Task goal:
Below are the records; copy each line in them that holds the word "الآية".
(begin)
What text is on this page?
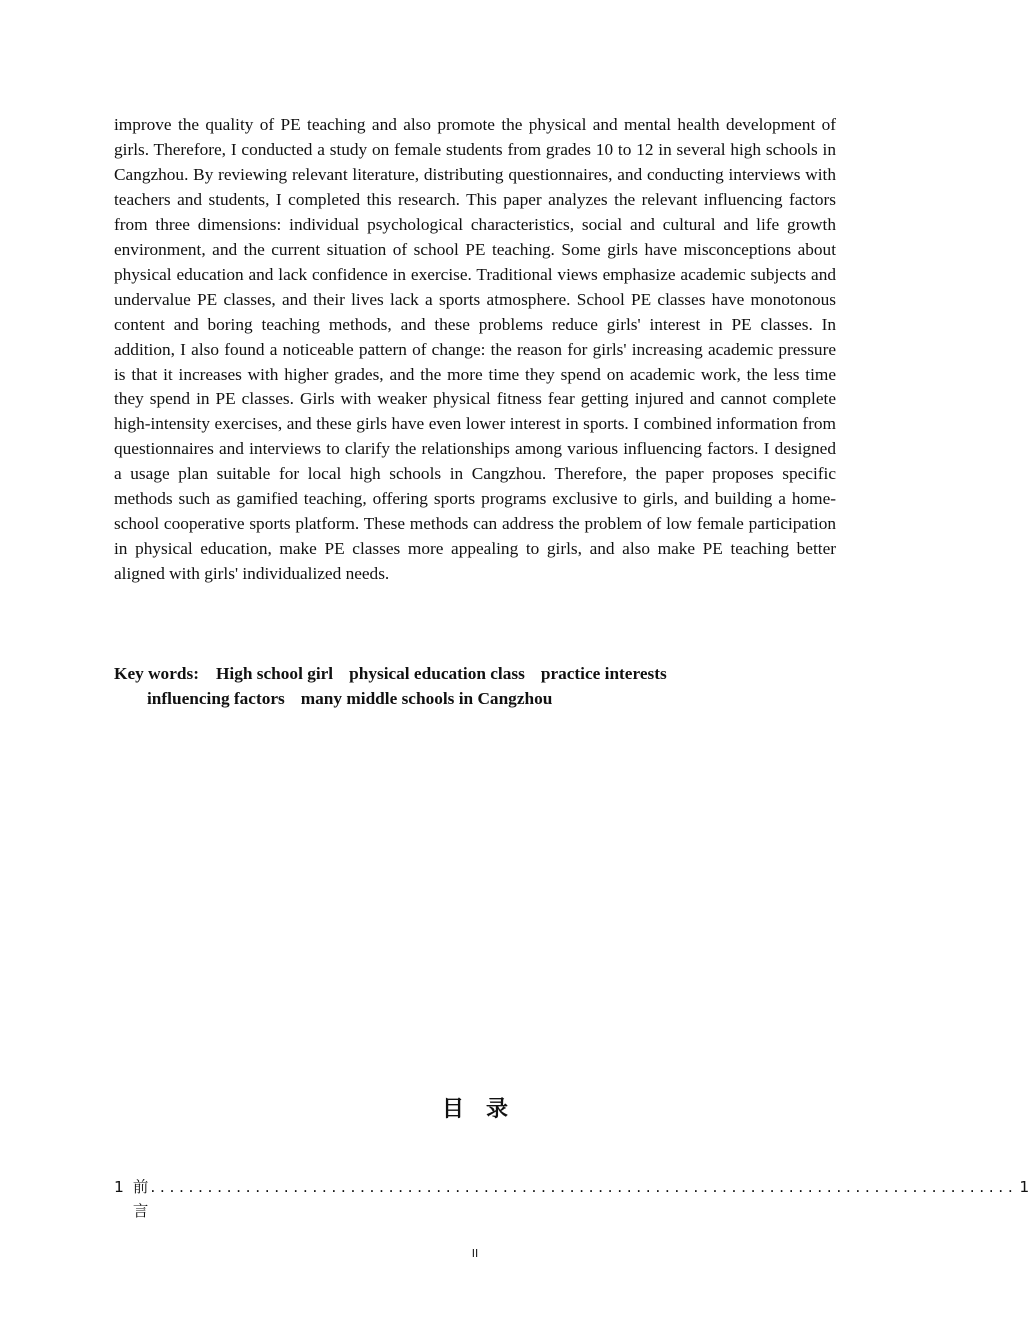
improve the quality of PE teaching and also promote the physical and mental health development of girls. Therefore, I conducted a study on female students from grades 10 to 12 in several high schools in Cangzhou. By reviewing relevant literature, distributing questionnaires, and conducting interviews with teachers and students, I completed this research. This paper analyzes the relevant influencing factors from three dimensions: individual psychological characteristics, social and cultural and life growth environment, and the current situation of school PE teaching. Some girls have misconceptions about physical education and lack confidence in exercise. Traditional views emphasize academic subjects and undervalue PE classes, and their lives lack a sports atmosphere. School PE classes have monotonous content and boring teaching methods, and these problems reduce girls' interest in PE classes. In addition, I also found a noticeable pattern of change: the reason for girls' increasing academic pressure is that it increases with higher grades, and the more time they spend on academic work, the less time they spend in PE classes. Girls with weaker physical fitness fear getting injured and cannot complete high-intensity exercises, and these girls have even lower interest in sports. I combined information from questionnaires and interviews to clarify the relationships among various influencing factors. I designed a usage plan suitable for local high schools in Cangzhou. Therefore, the paper proposes specific methods such as gamified teaching, offering sports programs exclusive to girls, and building a home-school cooperative sports platform. These methods can address the problem of low female participation in physical education, make PE classes more appealing to girls, and also make PE teaching better aligned with girls' individualized needs.

Key words: High school girl physical education class practice interests
influencing factors many middle schools in Cangzhou
目录
1 前言
........................................................................................... 1
II
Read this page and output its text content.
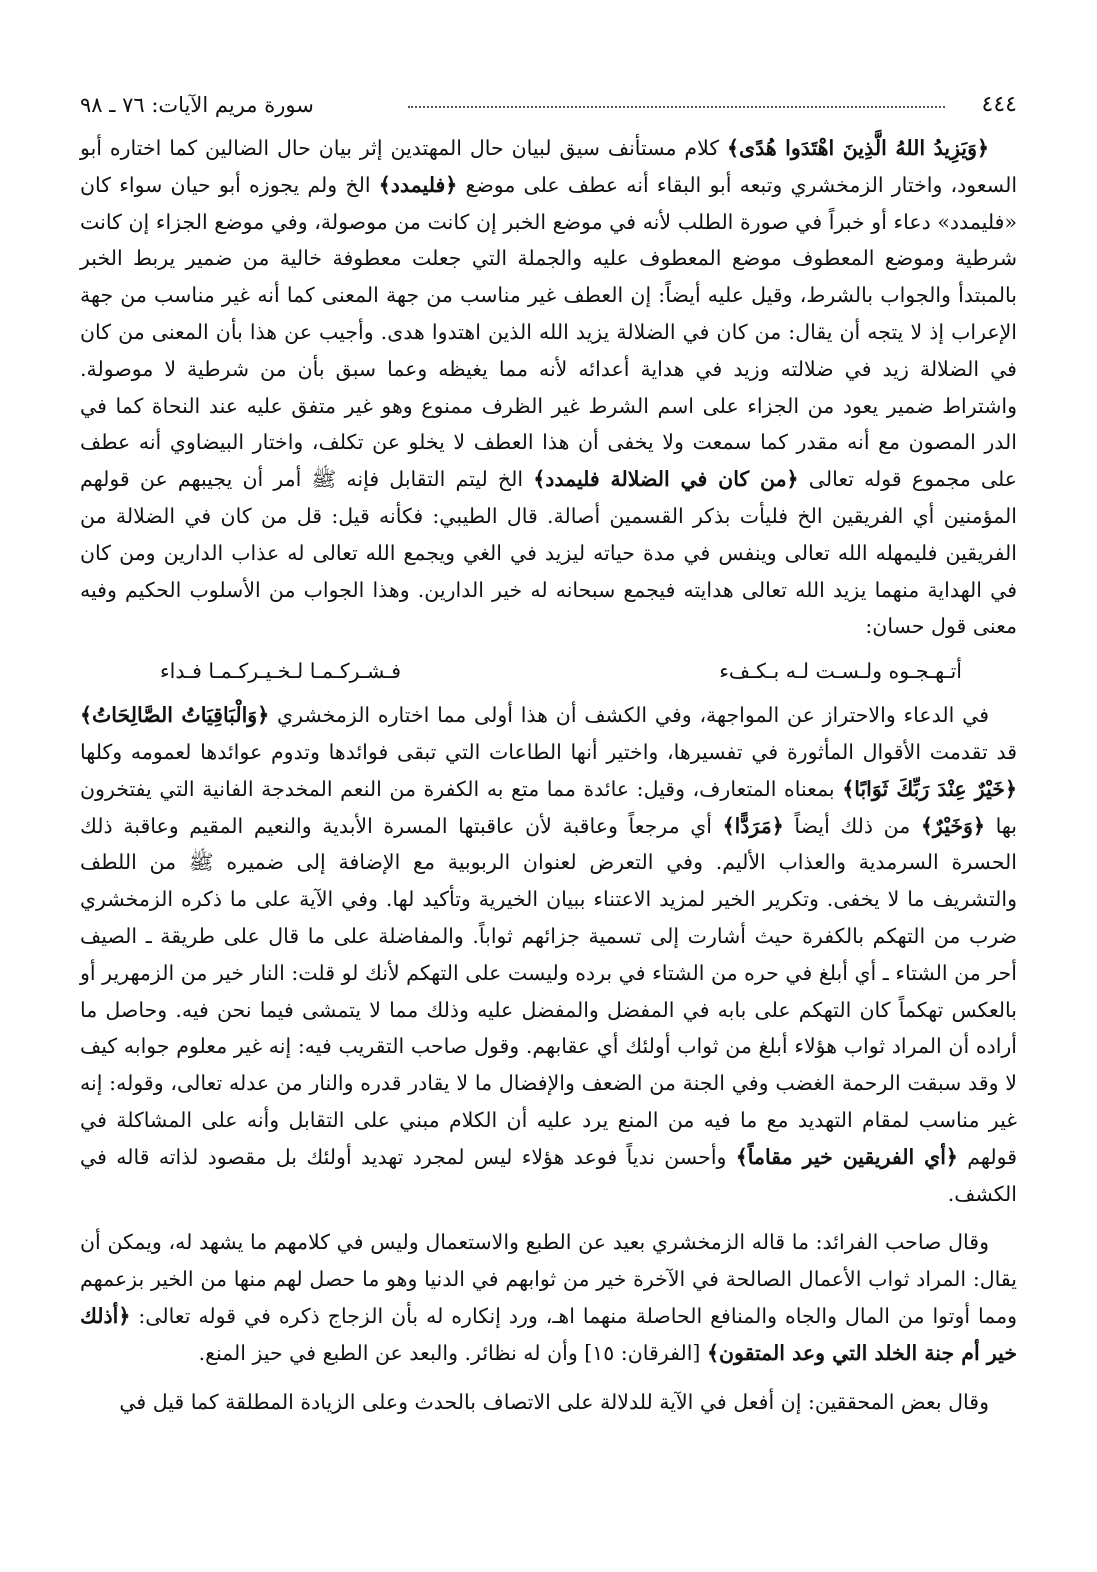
٤٤٤
سورة مريم الآيات: ٧٦ ـ ٩٨

﴿وَيَزِيدُ اللهُ الَّذِينَ اهْتَدَوا هُدًى﴾ كلام مستأنف سيق لبيان حال المهتدين إثر بيان حال الضالين كما اختاره أبو السعود، واختار الزمخشري وتبعه أبو البقاء أنه عطف على موضع ﴿فليمدد﴾ الخ ولم يجوزه أبو حيان سواء كان «فليمدد» دعاء أو خبراً في صورة الطلب لأنه في موضع الخبر إن كانت من موصولة، وفي موضع الجزاء إن كانت شرطية وموضع المعطوف موضع المعطوف عليه والجملة التي جعلت معطوفة خالية من ضمير يربط الخبر بالمبتدأ والجواب بالشرط، وقيل عليه أيضاً: إن العطف غير مناسب من جهة المعنى كما أنه غير مناسب من جهة الإعراب إذ لا يتجه أن يقال: من كان في الضلالة يزيد الله الذين اهتدوا هدى. وأجيب عن هذا بأن المعنى من كان في الضلالة زيد في ضلالته وزيد في هداية أعدائه لأنه مما يغيظه وعما سبق بأن من شرطية لا موصولة. واشتراط ضمير يعود من الجزاء على اسم الشرط غير الظرف ممنوع وهو غير متفق عليه عند النحاة كما في الدر المصون مع أنه مقدر كما سمعت ولا يخفى أن هذا العطف لا يخلو عن تكلف، واختار البيضاوي أنه عطف على مجموع قوله تعالى ﴿من كان في الضلالة فليمدد﴾ الخ ليتم التقابل فإنه ﷺ أمر أن يجيبهم عن قولهم المؤمنين أي الفريقين الخ فليأت بذكر القسمين أصالة. قال الطيبي: فكأنه قيل: قل من كان في الضلالة من الفريقين فليمهله الله تعالى وينفس في مدة حياته ليزيد في الغي ويجمع الله تعالى له عذاب الدارين ومن كان في الهداية منهما يزيد الله تعالى هدايته فيجمع سبحانه له خير الدارين. وهذا الجواب من الأسلوب الحكيم وفيه معنى قول حسان:

أتـهـجـوه ولـسـت لـه بـكـفء
فـشـركـمـا لـخـيـركـمـا فـداء

في الدعاء والاحتراز عن المواجهة، وفي الكشف أن هذا أولى مما اختاره الزمخشري ﴿وَالْبَاقِيَاتُ الصَّالِحَاتُ﴾ قد تقدمت الأقوال المأثورة في تفسيرها، واختير أنها الطاعات التي تبقى فوائدها وتدوم عوائدها لعمومه وكلها ﴿خَيْرٌ عِنْدَ رَبِّكَ ثَوَابًا﴾ بمعناه المتعارف، وقيل: عائدة مما متع به الكفرة من النعم المخدجة الفانية التي يفتخرون بها ﴿وَخَيْرٌ﴾ من ذلك أيضاً ﴿مَرَدًّا﴾ أي مرجعاً وعاقبة لأن عاقبتها المسرة الأبدية والنعيم المقيم وعاقبة ذلك الحسرة السرمدية والعذاب الأليم. وفي التعرض لعنوان الربوبية مع الإضافة إلى ضميره ﷺ من اللطف والتشريف ما لا يخفى. وتكرير الخير لمزيد الاعتناء ببيان الخيرية وتأكيد لها. وفي الآية على ما ذكره الزمخشري ضرب من التهكم بالكفرة حيث أشارت إلى تسمية جزائهم ثواباً. والمفاضلة على ما قال على طريقة ـ الصيف أحر من الشتاء ـ أي أبلغ في حره من الشتاء في برده وليست على التهكم لأنك لو قلت: النار خير من الزمهرير أو بالعكس تهكماً كان التهكم على بابه في المفضل والمفضل عليه وذلك مما لا يتمشى فيما نحن فيه. وحاصل ما أراده أن المراد ثواب هؤلاء أبلغ من ثواب أولئك أي عقابهم. وقول صاحب التقريب فيه: إنه غير معلوم جوابه كيف لا وقد سبقت الرحمة الغضب وفي الجنة من الضعف والإفضال ما لا يقادر قدره والنار من عدله تعالى، وقوله: إنه غير مناسب لمقام التهديد مع ما فيه من المنع يرد عليه أن الكلام مبني على التقابل وأنه على المشاكلة في قولهم ﴿أي الفريقين خير مقاماً﴾ وأحسن ندياً فوعد هؤلاء ليس لمجرد تهديد أولئك بل مقصود لذاته قاله في الكشف.

وقال صاحب الفرائد: ما قاله الزمخشري بعيد عن الطبع والاستعمال وليس في كلامهم ما يشهد له، ويمكن أن يقال: المراد ثواب الأعمال الصالحة في الآخرة خير من ثوابهم في الدنيا وهو ما حصل لهم منها من الخير بزعمهم ومما أوتوا من المال والجاه والمنافع الحاصلة منهما اهـ، ورد إنكاره له بأن الزجاج ذكره في قوله تعالى: ﴿أذلك خير أم جنة الخلد التي وعد المتقون﴾ [الفرقان: ١٥] وأن له نظائر. والبعد عن الطبع في حيز المنع.

وقال بعض المحققين: إن أفعل في الآية للدلالة على الاتصاف بالحدث وعلى الزيادة المطلقة كما قيل في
(end)
Final result:
في الدعاء والاحتراز عن المواجهة، وفي الكشف أن هذا أولى مما اختاره الزمخشري ﴿وَالْبَاقِيَاتُ الصَّالِحَاتُ﴾ قد تقدمت الأقوال المأثورة في تفسيرها، واختير أنها الطاعات التي تبقى فوائدها وتدوم عوائدها لعمومه وكلها ﴿خَيْرٌ عِنْدَ رَبِّكَ ثَوَابًا﴾ بمعناه المتعارف، وقيل: عائدة مما متع به الكفرة من النعم المخدجة الفانية التي يفتخرون بها ﴿وَخَيْرٌ﴾ من ذلك أيضاً ﴿مَرَدًّا﴾ أي مرجعاً وعاقبة لأن عاقبتها المسرة الأبدية والنعيم المقيم وعاقبة ذلك الحسرة السرمدية والعذاب الأليم. وفي التعرض لعنوان الربوبية مع الإضافة إلى ضميره ﷺ من اللطف والتشريف ما لا يخفى. وتكرير الخير لمزيد الاعتناء ببيان الخيرية وتأكيد لها. وفي الآية على ما ذكره الزمخشري ضرب من التهكم بالكفرة حيث أشارت إلى تسمية جزائهم ثواباً. والمفاضلة على ما قال على طريقة ـ الصيف أحر من الشتاء ـ أي أبلغ في حره من الشتاء في برده وليست على التهكم لأنك لو قلت: النار خير من الزمهرير أو بالعكس تهكماً كان التهكم على بابه في المفضل والمفضل عليه وذلك مما لا يتمشى فيما نحن فيه. وحاصل ما أراده أن المراد ثواب هؤلاء أبلغ من ثواب أولئك أي عقابهم. وقول صاحب التقريب فيه: إنه غير معلوم جوابه كيف لا وقد سبقت الرحمة الغضب وفي الجنة من الضعف والإفضال ما لا يقادر قدره والنار من عدله تعالى، وقوله: إنه غير مناسب لمقام التهديد مع ما فيه من المنع يرد عليه أن الكلام مبني على التقابل وأنه على المشاكلة في قولهم ﴿أي الفريقين خير مقاماً﴾ وأحسن ندياً فوعد هؤلاء ليس لمجرد تهديد أولئك بل مقصود لذاته قاله في الكشف.
وقال بعض المحققين: إن أفعل في الآية للدلالة على الاتصاف بالحدث وعلى الزيادة المطلقة كما قيل في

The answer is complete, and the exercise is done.